AIM | Look for the string "content" and copy every line that has it.

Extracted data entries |
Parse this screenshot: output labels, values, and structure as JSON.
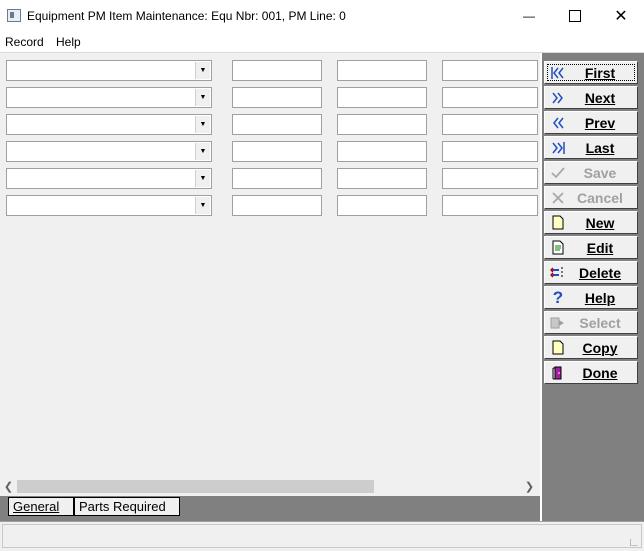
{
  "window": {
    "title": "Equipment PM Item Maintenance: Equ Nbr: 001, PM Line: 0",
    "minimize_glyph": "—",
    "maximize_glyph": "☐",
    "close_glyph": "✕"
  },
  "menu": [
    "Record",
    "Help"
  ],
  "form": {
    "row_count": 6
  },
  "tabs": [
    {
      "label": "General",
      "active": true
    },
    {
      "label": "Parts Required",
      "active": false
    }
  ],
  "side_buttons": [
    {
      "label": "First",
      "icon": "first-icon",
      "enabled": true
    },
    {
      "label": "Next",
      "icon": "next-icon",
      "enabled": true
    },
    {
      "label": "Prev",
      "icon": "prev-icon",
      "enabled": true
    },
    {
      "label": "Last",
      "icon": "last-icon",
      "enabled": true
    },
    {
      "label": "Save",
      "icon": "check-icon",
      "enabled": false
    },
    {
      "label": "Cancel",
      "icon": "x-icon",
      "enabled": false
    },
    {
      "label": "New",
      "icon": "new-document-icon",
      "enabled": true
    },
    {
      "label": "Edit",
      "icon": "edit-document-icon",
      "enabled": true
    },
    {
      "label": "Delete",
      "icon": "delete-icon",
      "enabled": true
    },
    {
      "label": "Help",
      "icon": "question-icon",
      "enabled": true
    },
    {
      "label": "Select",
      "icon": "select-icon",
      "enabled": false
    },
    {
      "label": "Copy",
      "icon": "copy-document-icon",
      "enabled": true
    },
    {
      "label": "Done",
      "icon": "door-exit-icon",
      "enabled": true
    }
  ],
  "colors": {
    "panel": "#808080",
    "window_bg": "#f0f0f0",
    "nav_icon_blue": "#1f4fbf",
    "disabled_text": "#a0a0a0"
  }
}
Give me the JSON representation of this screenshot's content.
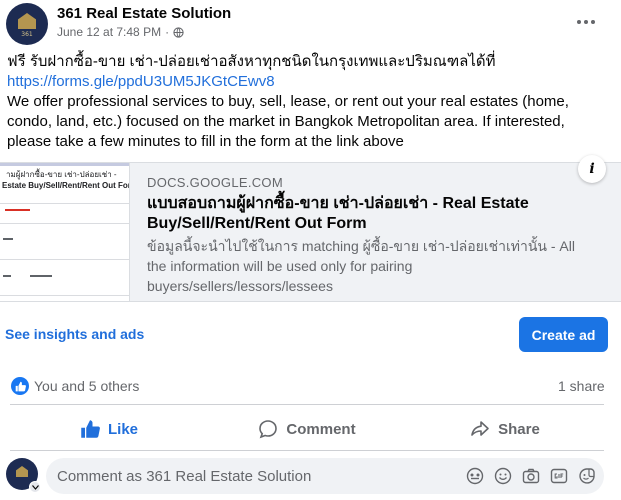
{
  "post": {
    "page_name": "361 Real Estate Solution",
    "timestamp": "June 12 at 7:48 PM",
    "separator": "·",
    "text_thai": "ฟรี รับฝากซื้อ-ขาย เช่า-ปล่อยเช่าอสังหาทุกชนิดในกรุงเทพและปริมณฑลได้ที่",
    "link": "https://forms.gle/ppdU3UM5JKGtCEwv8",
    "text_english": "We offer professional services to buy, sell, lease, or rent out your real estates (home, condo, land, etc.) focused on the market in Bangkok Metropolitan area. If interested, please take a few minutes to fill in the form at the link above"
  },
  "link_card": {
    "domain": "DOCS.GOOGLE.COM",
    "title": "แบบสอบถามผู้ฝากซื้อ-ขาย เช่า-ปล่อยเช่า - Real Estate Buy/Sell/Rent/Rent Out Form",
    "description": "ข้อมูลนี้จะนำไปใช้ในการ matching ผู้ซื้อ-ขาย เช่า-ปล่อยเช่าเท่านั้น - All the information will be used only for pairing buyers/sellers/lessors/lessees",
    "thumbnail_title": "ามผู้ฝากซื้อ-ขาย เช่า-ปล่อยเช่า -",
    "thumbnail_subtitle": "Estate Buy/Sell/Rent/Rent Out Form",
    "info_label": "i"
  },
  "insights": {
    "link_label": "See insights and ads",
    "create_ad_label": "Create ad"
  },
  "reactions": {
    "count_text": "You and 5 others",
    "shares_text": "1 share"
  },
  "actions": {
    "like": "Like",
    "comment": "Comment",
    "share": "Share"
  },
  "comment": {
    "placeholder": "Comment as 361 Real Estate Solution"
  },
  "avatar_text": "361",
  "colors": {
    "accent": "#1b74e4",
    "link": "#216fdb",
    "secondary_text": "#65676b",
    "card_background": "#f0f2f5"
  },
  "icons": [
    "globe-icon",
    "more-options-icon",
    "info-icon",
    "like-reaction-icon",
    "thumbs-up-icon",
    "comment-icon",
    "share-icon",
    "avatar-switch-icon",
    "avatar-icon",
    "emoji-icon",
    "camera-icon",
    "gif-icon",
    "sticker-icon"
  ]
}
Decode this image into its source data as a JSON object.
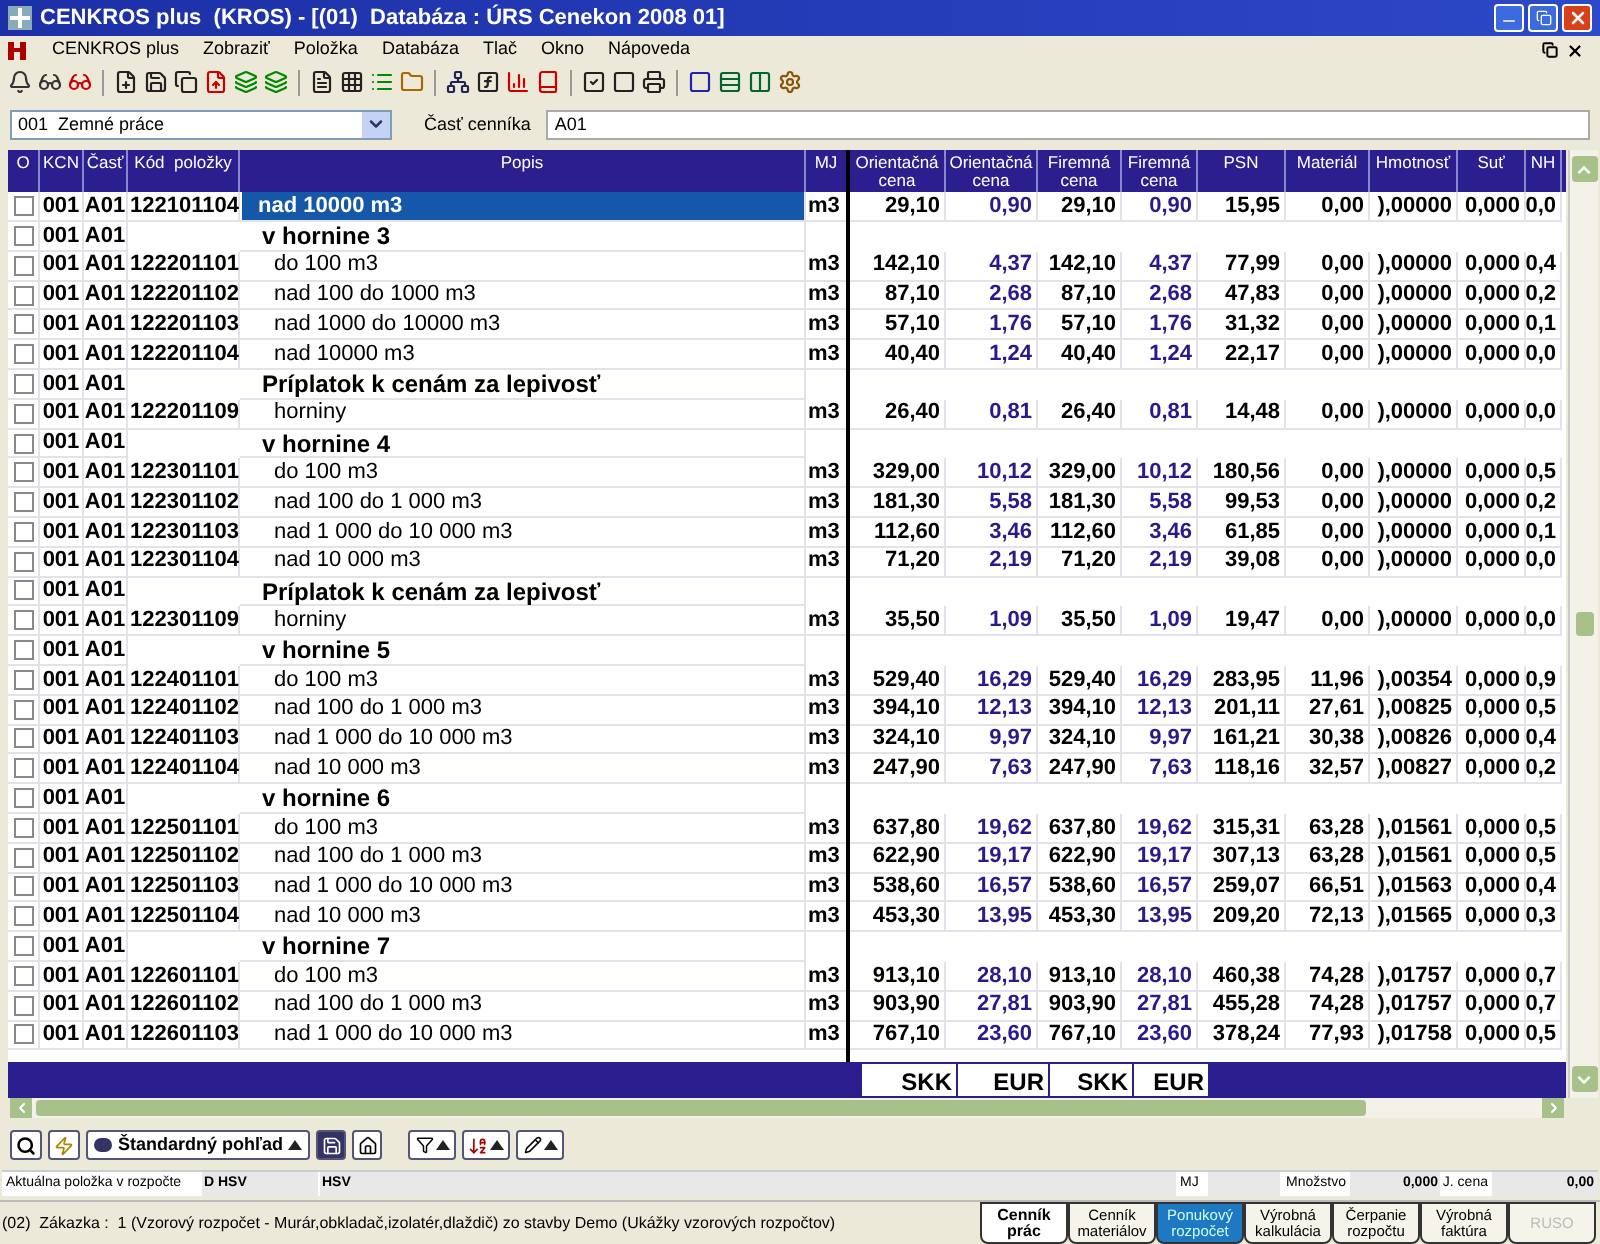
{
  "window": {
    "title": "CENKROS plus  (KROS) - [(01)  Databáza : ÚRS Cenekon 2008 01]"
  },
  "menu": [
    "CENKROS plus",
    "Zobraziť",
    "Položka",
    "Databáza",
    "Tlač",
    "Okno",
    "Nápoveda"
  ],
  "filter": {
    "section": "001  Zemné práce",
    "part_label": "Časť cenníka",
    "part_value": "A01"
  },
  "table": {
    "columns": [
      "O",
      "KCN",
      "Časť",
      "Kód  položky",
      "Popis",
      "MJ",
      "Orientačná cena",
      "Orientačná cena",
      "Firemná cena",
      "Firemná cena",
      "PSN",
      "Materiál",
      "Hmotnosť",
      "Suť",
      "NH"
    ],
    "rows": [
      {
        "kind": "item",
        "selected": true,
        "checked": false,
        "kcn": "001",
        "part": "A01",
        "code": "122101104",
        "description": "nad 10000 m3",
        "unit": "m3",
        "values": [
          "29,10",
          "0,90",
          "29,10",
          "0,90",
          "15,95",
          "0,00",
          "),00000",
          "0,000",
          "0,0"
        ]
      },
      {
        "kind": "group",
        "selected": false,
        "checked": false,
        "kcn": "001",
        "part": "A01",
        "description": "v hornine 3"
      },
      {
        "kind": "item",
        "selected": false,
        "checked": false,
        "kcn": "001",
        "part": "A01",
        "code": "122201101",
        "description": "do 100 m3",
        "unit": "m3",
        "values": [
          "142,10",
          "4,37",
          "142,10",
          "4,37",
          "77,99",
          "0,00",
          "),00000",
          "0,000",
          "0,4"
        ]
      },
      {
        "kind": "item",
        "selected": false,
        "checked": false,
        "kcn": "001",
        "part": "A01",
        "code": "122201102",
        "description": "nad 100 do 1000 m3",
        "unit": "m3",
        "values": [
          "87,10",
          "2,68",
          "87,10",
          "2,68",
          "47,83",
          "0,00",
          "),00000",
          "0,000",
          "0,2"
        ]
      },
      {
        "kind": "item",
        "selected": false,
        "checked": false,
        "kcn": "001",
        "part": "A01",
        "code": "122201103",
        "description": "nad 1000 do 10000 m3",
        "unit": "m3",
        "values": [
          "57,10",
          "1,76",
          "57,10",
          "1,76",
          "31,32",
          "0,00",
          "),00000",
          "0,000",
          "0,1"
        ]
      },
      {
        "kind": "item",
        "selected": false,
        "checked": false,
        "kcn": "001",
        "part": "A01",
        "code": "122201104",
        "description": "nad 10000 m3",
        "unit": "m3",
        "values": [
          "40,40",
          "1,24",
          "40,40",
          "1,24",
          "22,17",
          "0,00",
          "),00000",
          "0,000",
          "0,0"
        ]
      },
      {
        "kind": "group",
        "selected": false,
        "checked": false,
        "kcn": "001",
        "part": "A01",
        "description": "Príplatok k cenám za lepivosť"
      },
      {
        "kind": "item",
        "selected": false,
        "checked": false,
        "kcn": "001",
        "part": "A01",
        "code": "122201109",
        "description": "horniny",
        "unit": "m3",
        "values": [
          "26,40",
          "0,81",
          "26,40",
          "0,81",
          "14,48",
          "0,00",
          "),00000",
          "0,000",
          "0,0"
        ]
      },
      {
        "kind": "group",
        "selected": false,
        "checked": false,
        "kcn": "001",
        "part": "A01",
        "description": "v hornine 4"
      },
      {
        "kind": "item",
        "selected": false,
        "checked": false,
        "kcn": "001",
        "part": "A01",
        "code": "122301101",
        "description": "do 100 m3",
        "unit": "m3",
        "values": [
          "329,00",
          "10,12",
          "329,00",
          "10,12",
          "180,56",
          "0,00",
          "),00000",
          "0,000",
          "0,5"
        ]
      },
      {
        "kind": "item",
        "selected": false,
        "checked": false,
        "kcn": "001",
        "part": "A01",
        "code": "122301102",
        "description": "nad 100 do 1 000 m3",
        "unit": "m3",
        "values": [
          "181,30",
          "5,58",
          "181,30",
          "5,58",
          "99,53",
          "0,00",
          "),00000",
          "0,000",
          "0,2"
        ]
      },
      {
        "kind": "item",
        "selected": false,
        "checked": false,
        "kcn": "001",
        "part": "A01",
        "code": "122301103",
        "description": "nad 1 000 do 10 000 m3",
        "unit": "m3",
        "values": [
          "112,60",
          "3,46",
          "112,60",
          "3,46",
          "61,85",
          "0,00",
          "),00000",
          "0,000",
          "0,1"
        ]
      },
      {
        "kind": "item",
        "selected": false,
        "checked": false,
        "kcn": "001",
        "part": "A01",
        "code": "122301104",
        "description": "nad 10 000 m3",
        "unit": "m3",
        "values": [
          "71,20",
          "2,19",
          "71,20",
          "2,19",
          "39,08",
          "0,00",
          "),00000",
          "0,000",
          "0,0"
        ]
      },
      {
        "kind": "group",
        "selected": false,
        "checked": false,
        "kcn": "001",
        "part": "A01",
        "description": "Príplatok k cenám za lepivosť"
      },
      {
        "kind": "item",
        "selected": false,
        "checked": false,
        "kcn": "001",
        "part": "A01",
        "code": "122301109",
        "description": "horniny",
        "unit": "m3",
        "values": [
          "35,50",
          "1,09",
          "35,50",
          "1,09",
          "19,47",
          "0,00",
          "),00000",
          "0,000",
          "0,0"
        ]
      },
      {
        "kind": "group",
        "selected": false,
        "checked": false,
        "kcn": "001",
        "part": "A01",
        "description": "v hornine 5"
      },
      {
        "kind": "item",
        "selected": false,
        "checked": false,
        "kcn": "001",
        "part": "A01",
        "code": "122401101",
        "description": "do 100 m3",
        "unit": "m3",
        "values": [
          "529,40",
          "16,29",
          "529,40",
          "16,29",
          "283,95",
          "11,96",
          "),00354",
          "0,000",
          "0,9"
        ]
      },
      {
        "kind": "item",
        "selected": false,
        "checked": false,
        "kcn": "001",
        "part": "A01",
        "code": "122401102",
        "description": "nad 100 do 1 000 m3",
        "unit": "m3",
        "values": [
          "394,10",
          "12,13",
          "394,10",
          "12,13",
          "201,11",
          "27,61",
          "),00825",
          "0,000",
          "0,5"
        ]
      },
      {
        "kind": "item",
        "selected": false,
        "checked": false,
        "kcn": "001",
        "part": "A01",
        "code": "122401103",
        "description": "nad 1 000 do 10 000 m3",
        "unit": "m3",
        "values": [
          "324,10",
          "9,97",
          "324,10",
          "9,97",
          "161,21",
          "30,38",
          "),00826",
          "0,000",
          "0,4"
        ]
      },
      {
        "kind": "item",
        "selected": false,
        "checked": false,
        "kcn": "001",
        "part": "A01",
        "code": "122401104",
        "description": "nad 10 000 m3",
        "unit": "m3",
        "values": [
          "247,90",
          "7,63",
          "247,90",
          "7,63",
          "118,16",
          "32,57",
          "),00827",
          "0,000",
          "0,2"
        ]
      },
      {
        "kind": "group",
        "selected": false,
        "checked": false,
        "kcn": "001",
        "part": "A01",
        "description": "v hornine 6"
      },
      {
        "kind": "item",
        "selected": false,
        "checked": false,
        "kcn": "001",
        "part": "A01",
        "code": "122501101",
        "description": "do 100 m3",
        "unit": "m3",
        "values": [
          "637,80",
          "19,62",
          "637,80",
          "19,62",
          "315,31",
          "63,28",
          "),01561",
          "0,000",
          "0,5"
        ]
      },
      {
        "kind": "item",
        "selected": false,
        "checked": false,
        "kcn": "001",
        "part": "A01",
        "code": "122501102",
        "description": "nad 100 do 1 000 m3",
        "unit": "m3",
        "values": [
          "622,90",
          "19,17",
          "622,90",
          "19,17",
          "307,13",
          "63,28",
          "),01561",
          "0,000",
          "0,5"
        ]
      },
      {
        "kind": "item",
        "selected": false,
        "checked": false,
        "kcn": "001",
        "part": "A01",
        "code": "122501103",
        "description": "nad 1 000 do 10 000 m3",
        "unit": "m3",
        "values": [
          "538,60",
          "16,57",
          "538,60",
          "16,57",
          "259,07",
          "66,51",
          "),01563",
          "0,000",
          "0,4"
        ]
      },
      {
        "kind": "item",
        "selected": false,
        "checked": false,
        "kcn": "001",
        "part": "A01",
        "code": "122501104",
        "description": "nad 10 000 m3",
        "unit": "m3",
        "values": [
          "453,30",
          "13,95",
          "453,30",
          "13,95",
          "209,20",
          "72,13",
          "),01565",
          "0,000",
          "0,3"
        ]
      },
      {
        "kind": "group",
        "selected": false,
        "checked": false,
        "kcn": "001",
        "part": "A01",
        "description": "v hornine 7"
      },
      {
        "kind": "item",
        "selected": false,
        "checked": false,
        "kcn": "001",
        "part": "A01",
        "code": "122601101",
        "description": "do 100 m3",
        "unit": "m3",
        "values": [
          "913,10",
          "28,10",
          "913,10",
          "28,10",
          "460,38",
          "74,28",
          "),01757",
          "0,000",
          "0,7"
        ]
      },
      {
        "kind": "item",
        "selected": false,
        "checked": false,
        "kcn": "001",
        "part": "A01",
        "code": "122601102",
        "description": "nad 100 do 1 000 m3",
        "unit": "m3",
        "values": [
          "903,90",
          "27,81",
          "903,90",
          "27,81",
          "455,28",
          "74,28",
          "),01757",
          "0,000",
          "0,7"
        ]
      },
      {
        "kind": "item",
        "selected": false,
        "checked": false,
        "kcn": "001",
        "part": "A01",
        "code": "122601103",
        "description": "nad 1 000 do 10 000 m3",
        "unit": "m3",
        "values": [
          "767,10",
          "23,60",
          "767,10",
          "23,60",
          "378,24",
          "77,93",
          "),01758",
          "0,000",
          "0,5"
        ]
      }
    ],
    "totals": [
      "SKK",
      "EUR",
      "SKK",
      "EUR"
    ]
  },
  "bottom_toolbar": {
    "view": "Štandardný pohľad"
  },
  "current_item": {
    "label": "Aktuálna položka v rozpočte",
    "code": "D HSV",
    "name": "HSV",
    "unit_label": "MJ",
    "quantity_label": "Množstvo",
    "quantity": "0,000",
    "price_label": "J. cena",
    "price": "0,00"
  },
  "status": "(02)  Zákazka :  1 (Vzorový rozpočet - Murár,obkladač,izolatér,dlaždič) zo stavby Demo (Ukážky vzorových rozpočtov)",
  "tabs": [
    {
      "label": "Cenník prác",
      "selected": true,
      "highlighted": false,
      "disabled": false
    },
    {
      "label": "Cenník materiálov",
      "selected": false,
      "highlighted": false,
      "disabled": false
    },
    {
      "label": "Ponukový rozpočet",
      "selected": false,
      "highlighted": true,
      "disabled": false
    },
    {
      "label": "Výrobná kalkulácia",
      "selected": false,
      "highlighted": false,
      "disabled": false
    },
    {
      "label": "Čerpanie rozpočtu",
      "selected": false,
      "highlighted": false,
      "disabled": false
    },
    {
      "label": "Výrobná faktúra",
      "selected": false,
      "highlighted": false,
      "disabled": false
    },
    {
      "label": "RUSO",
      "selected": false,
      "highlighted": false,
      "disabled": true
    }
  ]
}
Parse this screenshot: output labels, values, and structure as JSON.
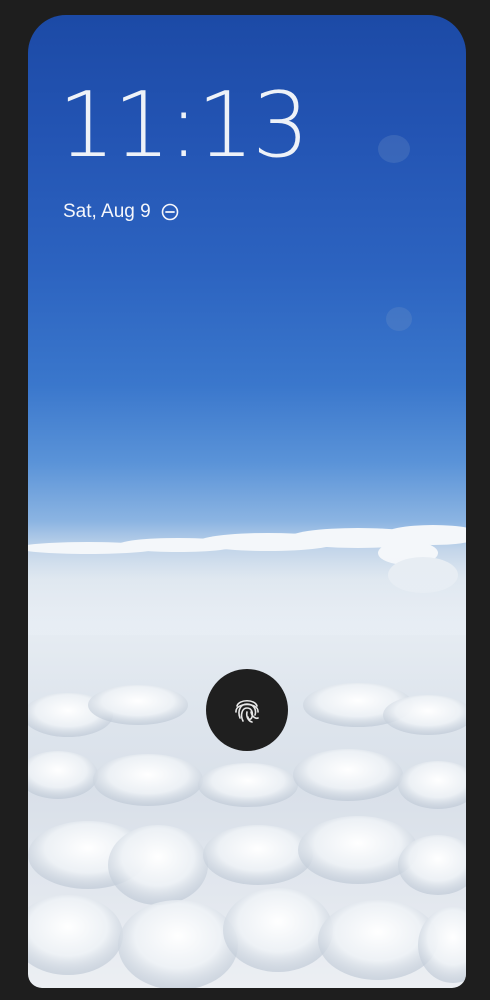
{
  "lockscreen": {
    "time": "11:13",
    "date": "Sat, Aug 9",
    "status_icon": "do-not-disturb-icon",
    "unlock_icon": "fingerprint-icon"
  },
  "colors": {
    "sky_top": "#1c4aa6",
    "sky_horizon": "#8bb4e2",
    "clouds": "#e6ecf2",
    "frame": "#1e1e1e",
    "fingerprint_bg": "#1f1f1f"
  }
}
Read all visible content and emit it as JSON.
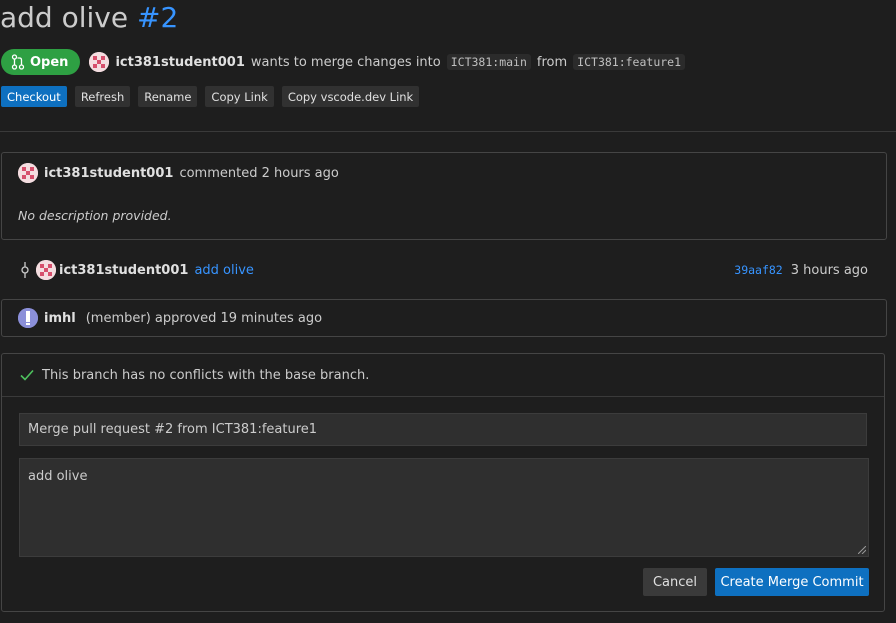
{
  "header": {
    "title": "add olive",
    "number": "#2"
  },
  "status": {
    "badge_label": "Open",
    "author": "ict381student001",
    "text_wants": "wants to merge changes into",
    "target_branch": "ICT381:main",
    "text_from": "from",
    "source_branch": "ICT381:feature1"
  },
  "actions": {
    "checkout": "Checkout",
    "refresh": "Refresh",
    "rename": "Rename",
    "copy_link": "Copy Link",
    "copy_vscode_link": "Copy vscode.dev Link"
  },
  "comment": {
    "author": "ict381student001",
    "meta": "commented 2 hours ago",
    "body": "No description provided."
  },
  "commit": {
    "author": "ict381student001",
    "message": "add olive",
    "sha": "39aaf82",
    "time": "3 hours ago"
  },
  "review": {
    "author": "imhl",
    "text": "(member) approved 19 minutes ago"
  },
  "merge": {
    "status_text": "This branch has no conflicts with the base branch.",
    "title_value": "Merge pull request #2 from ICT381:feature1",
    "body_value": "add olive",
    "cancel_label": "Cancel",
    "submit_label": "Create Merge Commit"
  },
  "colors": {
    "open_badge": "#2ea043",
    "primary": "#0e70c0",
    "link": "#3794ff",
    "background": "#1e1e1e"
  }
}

SOLVED EXERCISE |
Give me the JSON representation of this screenshot's content.
Read all visible content and emit it as JSON.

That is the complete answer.